[Start]

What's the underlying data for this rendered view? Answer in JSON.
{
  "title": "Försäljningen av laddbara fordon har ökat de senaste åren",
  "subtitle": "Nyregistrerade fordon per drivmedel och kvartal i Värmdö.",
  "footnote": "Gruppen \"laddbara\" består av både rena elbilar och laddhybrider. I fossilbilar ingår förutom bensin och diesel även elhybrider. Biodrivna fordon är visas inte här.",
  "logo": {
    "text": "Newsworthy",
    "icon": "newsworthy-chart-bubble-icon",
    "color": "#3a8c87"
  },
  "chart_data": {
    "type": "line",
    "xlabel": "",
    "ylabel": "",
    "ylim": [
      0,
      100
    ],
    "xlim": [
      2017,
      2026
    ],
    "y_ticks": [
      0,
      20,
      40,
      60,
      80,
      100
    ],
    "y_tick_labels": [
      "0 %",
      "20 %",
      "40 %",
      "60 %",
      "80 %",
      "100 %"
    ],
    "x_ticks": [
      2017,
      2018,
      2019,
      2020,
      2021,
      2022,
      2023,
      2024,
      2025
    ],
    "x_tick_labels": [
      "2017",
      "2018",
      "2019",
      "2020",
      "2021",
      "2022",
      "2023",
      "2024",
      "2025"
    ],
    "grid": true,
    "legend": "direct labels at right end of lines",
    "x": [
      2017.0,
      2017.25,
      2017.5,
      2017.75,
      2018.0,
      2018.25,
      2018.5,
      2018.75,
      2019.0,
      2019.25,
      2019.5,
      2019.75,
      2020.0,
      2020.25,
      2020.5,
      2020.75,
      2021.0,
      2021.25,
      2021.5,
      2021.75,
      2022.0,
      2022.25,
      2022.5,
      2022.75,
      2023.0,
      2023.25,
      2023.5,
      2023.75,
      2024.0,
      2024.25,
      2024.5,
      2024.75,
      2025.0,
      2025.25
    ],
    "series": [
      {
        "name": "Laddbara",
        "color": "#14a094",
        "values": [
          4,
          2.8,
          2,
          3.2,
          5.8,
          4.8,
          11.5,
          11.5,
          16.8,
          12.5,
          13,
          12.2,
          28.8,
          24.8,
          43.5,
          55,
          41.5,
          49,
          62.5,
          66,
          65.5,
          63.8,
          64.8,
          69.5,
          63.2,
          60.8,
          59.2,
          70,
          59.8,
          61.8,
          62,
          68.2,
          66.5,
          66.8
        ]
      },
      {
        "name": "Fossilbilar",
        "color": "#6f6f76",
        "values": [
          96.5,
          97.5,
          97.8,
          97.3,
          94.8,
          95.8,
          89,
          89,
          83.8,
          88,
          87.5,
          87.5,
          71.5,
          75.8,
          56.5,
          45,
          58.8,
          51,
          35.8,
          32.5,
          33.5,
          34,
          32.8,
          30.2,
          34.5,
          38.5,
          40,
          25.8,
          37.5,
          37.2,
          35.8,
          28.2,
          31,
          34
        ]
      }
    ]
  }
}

[End]
[Start]

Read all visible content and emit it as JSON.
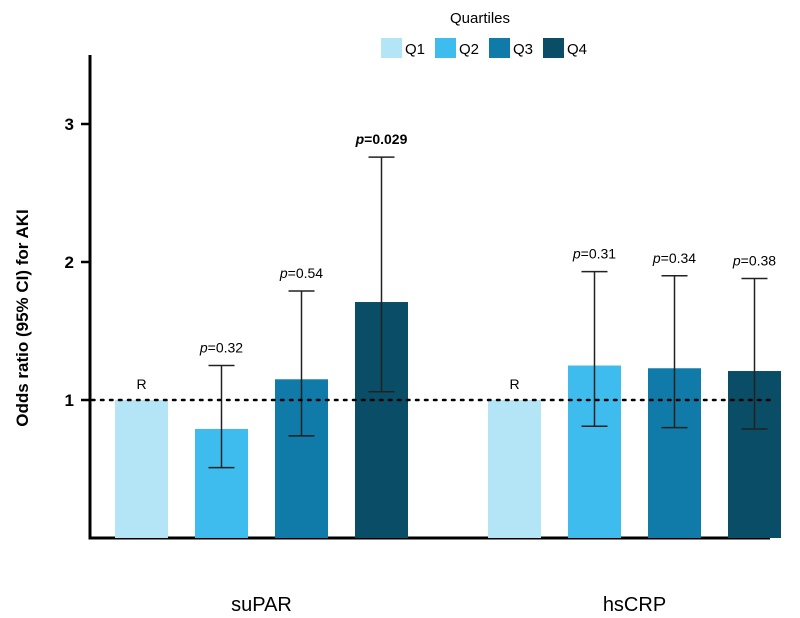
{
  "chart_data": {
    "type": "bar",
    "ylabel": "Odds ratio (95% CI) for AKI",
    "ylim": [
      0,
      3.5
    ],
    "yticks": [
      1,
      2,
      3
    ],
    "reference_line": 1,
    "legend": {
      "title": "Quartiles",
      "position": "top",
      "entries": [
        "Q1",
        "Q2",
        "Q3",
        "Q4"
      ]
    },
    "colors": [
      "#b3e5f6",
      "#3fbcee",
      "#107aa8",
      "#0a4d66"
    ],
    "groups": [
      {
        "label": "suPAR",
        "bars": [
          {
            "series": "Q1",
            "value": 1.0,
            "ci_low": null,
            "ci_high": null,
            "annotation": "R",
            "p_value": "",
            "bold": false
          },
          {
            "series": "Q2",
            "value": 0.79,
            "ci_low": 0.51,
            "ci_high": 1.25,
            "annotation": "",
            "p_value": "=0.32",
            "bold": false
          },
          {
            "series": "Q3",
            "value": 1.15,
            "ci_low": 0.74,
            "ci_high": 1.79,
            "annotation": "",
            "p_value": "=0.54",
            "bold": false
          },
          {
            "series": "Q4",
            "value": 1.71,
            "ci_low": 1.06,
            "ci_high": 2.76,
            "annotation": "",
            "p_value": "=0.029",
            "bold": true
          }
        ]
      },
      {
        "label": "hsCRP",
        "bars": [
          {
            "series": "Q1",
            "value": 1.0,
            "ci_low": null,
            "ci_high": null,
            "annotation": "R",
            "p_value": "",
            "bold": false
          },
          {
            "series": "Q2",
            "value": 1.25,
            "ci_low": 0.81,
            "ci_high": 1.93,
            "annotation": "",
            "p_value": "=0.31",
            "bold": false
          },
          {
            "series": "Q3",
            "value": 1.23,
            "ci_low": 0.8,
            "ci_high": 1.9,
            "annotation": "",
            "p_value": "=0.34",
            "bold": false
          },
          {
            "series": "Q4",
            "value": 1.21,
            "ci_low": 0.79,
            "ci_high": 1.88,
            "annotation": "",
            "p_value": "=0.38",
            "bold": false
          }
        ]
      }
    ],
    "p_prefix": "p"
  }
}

[End]

**Exercise objective**
List all lines from the entries that include the word "ylabel".

**Solution**
    "ylabel": "",
    "ylabel": "Odds ratio (95% CI) for AKI",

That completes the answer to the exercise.